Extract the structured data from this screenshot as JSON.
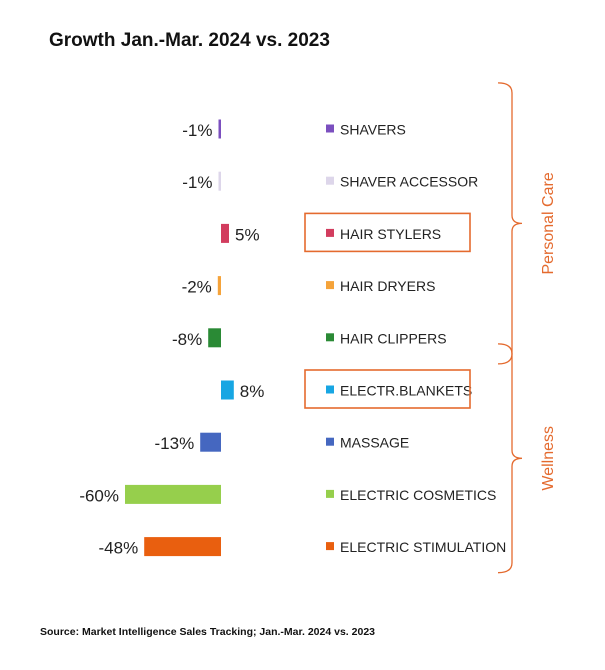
{
  "title": "Growth Jan.-Mar. 2024 vs. 2023",
  "source": "Source: Market Intelligence Sales Tracking; Jan.-Mar. 2024 vs. 2023",
  "chart_data": {
    "type": "bar",
    "orientation": "horizontal",
    "title": "Growth Jan.-Mar. 2024 vs. 2023",
    "categories": [
      "SHAVERS",
      "SHAVER ACCESSOR",
      "HAIR STYLERS",
      "HAIR DRYERS",
      "HAIR CLIPPERS",
      "ELECTR.BLANKETS",
      "MASSAGE",
      "ELECTRIC COSMETICS",
      "ELECTRIC STIMULATION"
    ],
    "values": [
      -1,
      -1,
      5,
      -2,
      -8,
      8,
      -13,
      -60,
      -48
    ],
    "value_labels": [
      "-1%",
      "-1%",
      "5%",
      "-2%",
      "-8%",
      "8%",
      "-13%",
      "-60%",
      "-48%"
    ],
    "colors": [
      "#7b4fbf",
      "#ddd6ea",
      "#d23c5e",
      "#f5a33a",
      "#2a8a35",
      "#17a6e3",
      "#4567c0",
      "#96cf4c",
      "#e95f0f"
    ],
    "highlighted": [
      "HAIR STYLERS",
      "ELECTR.BLANKETS"
    ],
    "groups": [
      {
        "name": "Personal Care",
        "categories": [
          "SHAVERS",
          "SHAVER ACCESSOR",
          "HAIR STYLERS",
          "HAIR DRYERS",
          "HAIR CLIPPERS"
        ]
      },
      {
        "name": "Wellness",
        "categories": [
          "ELECTR.BLANKETS",
          "MASSAGE",
          "ELECTRIC COSMETICS",
          "ELECTRIC STIMULATION"
        ]
      }
    ],
    "accent_color": "#e46a2e",
    "grid": false
  }
}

+===+

What is asked – Extract the full listing above verbatim; pictures are to be left out of the copy.

Result of this exercise –
Extract the structured data from this screenshot as JSON.
{
  "title": "Growth Jan.-Mar. 2024 vs. 2023",
  "source": "Source: Market Intelligence Sales Tracking; Jan.-Mar. 2024 vs. 2023",
  "chart_data": {
    "type": "bar",
    "orientation": "horizontal",
    "title": "Growth Jan.-Mar. 2024 vs. 2023",
    "categories": [
      "SHAVERS",
      "SHAVER ACCESSOR",
      "HAIR STYLERS",
      "HAIR DRYERS",
      "HAIR CLIPPERS",
      "ELECTR.BLANKETS",
      "MASSAGE",
      "ELECTRIC COSMETICS",
      "ELECTRIC STIMULATION"
    ],
    "values": [
      -1,
      -1,
      5,
      -2,
      -8,
      8,
      -13,
      -60,
      -48
    ],
    "value_labels": [
      "-1%",
      "-1%",
      "5%",
      "-2%",
      "-8%",
      "8%",
      "-13%",
      "-60%",
      "-48%"
    ],
    "colors": [
      "#7b4fbf",
      "#ddd6ea",
      "#d23c5e",
      "#f5a33a",
      "#2a8a35",
      "#17a6e3",
      "#4567c0",
      "#96cf4c",
      "#e95f0f"
    ],
    "highlighted": [
      "HAIR STYLERS",
      "ELECTR.BLANKETS"
    ],
    "groups": [
      {
        "name": "Personal Care",
        "categories": [
          "SHAVERS",
          "SHAVER ACCESSOR",
          "HAIR STYLERS",
          "HAIR DRYERS",
          "HAIR CLIPPERS"
        ]
      },
      {
        "name": "Wellness",
        "categories": [
          "ELECTR.BLANKETS",
          "MASSAGE",
          "ELECTRIC COSMETICS",
          "ELECTRIC STIMULATION"
        ]
      }
    ],
    "accent_color": "#e46a2e",
    "grid": false
  }
}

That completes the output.